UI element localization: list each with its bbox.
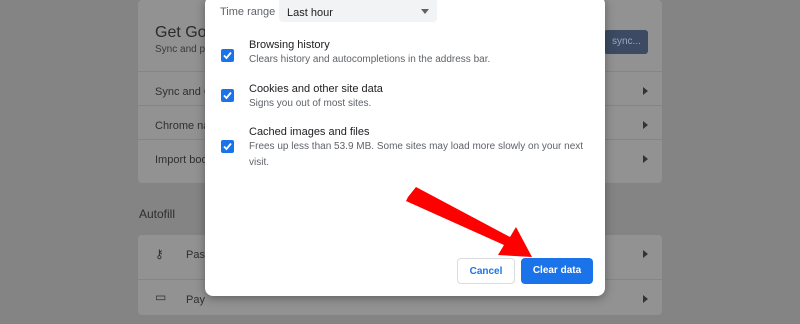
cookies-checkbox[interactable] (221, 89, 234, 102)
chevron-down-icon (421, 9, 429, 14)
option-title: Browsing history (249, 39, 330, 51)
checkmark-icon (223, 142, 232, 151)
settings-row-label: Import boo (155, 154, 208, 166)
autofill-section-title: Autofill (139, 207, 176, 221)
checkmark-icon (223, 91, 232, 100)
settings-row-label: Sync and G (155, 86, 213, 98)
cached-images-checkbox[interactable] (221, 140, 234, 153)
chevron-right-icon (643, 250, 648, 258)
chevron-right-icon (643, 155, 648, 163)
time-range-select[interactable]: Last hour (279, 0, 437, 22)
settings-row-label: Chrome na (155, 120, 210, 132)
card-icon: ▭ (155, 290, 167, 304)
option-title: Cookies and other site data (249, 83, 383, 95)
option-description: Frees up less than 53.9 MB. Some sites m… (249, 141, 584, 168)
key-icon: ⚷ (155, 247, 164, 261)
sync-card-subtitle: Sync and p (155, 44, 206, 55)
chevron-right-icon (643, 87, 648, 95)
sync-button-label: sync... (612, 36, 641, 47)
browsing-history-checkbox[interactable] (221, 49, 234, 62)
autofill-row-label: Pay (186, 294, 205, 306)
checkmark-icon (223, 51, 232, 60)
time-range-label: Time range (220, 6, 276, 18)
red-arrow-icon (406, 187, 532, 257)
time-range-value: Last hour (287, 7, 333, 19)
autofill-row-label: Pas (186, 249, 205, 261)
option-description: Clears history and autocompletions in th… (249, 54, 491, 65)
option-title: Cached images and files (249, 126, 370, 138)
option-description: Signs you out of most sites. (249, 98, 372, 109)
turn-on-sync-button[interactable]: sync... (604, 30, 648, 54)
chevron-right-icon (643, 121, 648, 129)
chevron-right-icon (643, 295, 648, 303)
______
小問
資料の中で文字列「chevron」を含む行をすべて書き写して示しなさい。

解答
chevron-down-icon (421, 9, 429, 14)
chevron-right-icon (643, 250, 648, 258)
chevron-right-icon (643, 155, 648, 163)
chevron-right-icon (643, 87, 648, 95)
chevron-right-icon (643, 121, 648, 129)
chevron-right-icon (643, 295, 648, 303)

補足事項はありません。